--- REQUIRED TASK ---
Repeat every record exactly, but keep images out of the copy.

□ □ □ □ □

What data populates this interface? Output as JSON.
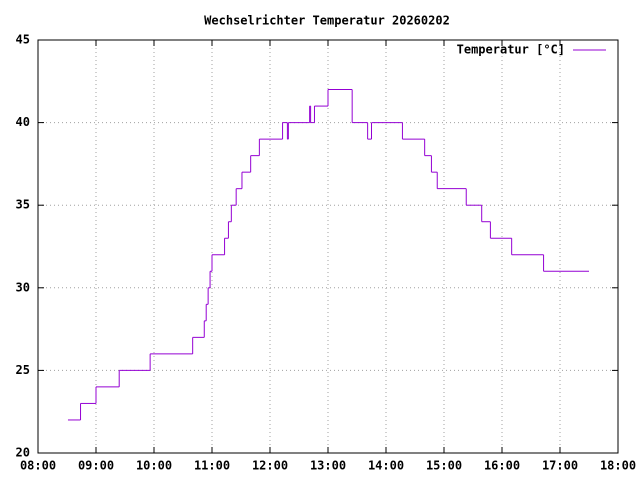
{
  "chart_data": {
    "type": "step",
    "title": "Wechselrichter Temperatur 20260202",
    "x": [
      "08:31",
      "08:44",
      "09:00",
      "09:24",
      "09:56",
      "10:40",
      "10:52",
      "10:54",
      "10:56",
      "10:58",
      "11:00",
      "11:13",
      "11:17",
      "11:20",
      "11:25",
      "11:31",
      "11:40",
      "11:49",
      "12:13",
      "12:18",
      "12:19",
      "12:41",
      "12:42",
      "12:46",
      "13:00",
      "13:25",
      "13:41",
      "13:45",
      "14:17",
      "14:40",
      "14:47",
      "14:53",
      "15:23",
      "15:39",
      "15:48",
      "16:10",
      "16:43",
      "17:30"
    ],
    "series": [
      {
        "name": "Temperatur [°C]",
        "color": "#9400d3",
        "values": [
          22,
          23,
          24,
          25,
          26,
          27,
          28,
          29,
          30,
          31,
          32,
          33,
          34,
          35,
          36,
          37,
          38,
          39,
          40,
          39,
          40,
          41,
          40,
          41,
          42,
          40,
          39,
          40,
          39,
          38,
          37,
          36,
          35,
          34,
          33,
          32,
          31,
          31
        ]
      }
    ],
    "xlim": [
      "08:00",
      "18:00"
    ],
    "xticks": [
      "08:00",
      "09:00",
      "10:00",
      "11:00",
      "12:00",
      "13:00",
      "14:00",
      "15:00",
      "16:00",
      "17:00",
      "18:00"
    ],
    "ylim": [
      20,
      45
    ],
    "yticks": [
      20,
      25,
      30,
      35,
      40,
      45
    ],
    "grid": true,
    "legend": "top-right"
  }
}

□ □ □ □ □

--- PROBLEM SOLUTION ---
What data populates this interface? Output as JSON.
{
  "chart_data": {
    "type": "step",
    "title": "Wechselrichter Temperatur 20260202",
    "x": [
      "08:31",
      "08:44",
      "09:00",
      "09:24",
      "09:56",
      "10:40",
      "10:52",
      "10:54",
      "10:56",
      "10:58",
      "11:00",
      "11:13",
      "11:17",
      "11:20",
      "11:25",
      "11:31",
      "11:40",
      "11:49",
      "12:13",
      "12:18",
      "12:19",
      "12:41",
      "12:42",
      "12:46",
      "13:00",
      "13:25",
      "13:41",
      "13:45",
      "14:17",
      "14:40",
      "14:47",
      "14:53",
      "15:23",
      "15:39",
      "15:48",
      "16:10",
      "16:43",
      "17:30"
    ],
    "series": [
      {
        "name": "Temperatur [°C]",
        "color": "#9400d3",
        "values": [
          22,
          23,
          24,
          25,
          26,
          27,
          28,
          29,
          30,
          31,
          32,
          33,
          34,
          35,
          36,
          37,
          38,
          39,
          40,
          39,
          40,
          41,
          40,
          41,
          42,
          40,
          39,
          40,
          39,
          38,
          37,
          36,
          35,
          34,
          33,
          32,
          31,
          31
        ]
      }
    ],
    "xlim": [
      "08:00",
      "18:00"
    ],
    "xticks": [
      "08:00",
      "09:00",
      "10:00",
      "11:00",
      "12:00",
      "13:00",
      "14:00",
      "15:00",
      "16:00",
      "17:00",
      "18:00"
    ],
    "ylim": [
      20,
      45
    ],
    "yticks": [
      20,
      25,
      30,
      35,
      40,
      45
    ],
    "grid": true,
    "legend": "top-right"
  }
}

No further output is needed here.